WAN Gateway randomly down

Inperpetuammemoriam

Hey guys,

I am running pfSense in a single WAN configuration and am experiencing the problem that my WAN Gateway shuts down randomly. This behaviour already started weeks ago when I had "squid" installed (but not even running). The frequency of this problem at that time was about once a day and I could only restart the Gateway when "Snort" and "pfBlockerNG" where not running. After uninstalling "squid" I thought I got rid of the problem since it didn't occur for some time now. I have never been so wrong… Is anyone experiencing the same? Does anybody have an idea what could cause the problem?

Probably related to the same problem is that I won't get internet connectivity after rebooting my device if I don't manually start "snort" before "pfBlockerNG" is active.

Feel free to ask for logs!

Thanks in advance for any support provided!

muswellhillbilly

@Inperpetuammemoriam:

Feel free to ask for logs!

◆ **SET PROBLEM A**:
List every software package the forum thread names in quotation marks, each only once.
◆ **SET PROBLEM B**:
Using the forum thread, say whether each statement agrees with it (yes or no), and quote the words that decide it.
(i) The poster runs pfSense with more than one WAN connection.
(ii) The gateway trouble began while squid was installed.
(iii) After squid was uninstalled, the problem did not return.
◆ **SET PROBLEM C**:
Based on the forum thread, why did the poster think that uninstalling squid had solved the problem?

◆ **INFORMATION SUPPLIED**:
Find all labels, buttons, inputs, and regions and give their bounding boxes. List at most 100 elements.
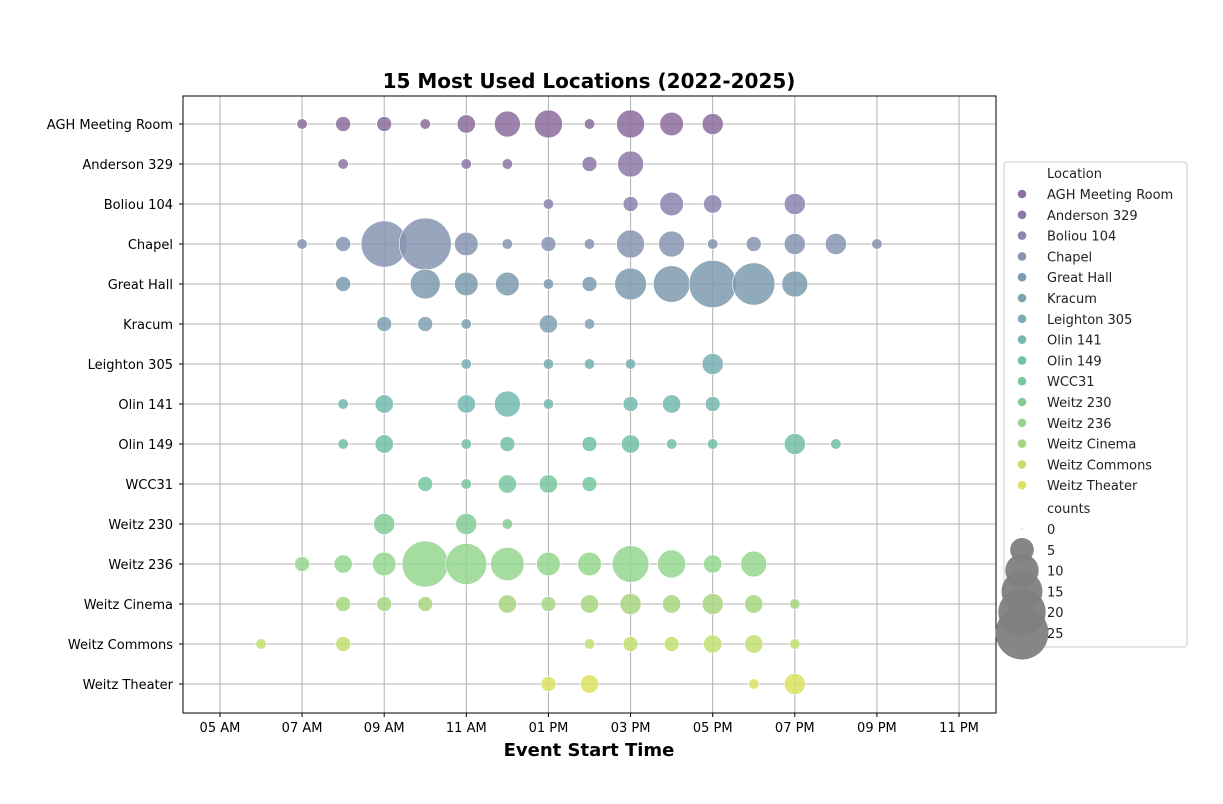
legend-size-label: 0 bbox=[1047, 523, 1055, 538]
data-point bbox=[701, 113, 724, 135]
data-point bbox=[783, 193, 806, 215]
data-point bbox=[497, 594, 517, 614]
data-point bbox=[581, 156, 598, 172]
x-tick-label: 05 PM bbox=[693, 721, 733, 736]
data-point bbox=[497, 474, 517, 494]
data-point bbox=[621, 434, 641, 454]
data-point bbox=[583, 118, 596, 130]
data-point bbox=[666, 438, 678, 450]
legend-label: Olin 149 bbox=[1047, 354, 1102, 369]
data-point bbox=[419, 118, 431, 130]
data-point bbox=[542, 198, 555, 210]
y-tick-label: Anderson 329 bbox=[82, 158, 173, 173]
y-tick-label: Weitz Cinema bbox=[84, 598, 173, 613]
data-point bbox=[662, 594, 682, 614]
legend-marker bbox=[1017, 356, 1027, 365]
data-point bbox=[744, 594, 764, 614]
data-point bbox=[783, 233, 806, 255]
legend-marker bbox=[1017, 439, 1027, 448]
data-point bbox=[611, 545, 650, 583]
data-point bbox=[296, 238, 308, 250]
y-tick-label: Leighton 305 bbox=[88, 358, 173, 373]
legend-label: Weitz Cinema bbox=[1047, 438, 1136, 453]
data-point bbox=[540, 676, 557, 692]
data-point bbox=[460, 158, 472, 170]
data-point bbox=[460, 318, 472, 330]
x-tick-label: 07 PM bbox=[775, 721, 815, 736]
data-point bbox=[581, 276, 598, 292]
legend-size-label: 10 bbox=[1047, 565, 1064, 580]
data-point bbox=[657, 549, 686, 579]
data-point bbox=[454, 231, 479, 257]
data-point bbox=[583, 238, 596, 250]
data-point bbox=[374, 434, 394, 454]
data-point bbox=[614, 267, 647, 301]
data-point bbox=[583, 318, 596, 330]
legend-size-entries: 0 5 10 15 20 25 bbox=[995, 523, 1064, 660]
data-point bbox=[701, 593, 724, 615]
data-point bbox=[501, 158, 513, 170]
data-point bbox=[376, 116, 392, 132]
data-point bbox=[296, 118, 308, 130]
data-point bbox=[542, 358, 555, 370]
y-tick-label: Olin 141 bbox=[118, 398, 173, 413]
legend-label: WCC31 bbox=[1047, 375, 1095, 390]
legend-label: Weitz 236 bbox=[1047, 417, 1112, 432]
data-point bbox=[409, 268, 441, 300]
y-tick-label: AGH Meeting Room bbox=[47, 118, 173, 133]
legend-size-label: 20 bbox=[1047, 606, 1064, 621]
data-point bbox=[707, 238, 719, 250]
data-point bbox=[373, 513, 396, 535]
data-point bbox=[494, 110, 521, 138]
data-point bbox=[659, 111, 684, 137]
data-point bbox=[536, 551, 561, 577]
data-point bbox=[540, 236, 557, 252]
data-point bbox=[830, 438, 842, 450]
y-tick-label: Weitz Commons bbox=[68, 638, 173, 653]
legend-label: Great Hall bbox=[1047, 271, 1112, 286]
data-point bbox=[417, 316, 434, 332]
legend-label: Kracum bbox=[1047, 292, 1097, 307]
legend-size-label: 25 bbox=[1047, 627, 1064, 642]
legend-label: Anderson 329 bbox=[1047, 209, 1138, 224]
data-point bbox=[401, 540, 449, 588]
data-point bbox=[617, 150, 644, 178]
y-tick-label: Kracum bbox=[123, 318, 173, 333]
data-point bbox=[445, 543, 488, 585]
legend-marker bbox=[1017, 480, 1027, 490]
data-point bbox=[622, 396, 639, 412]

◆ **COMPLETE ANSWER A**:
squid, Snort, pfBlockerNG

◆ **COMPLETE ANSWER B**:
(i) No: "I am running pfSense in a single WAN configuration"
(ii) Yes: "This behaviour already started weeks ago when I had "squid" installed (but not even running)."
(iii) No: "I have never been so wrong…"

◆ **COMPLETE ANSWER C**:
The poster thought the problem was gone because it "didn't occur for some time" after squid was uninstalled.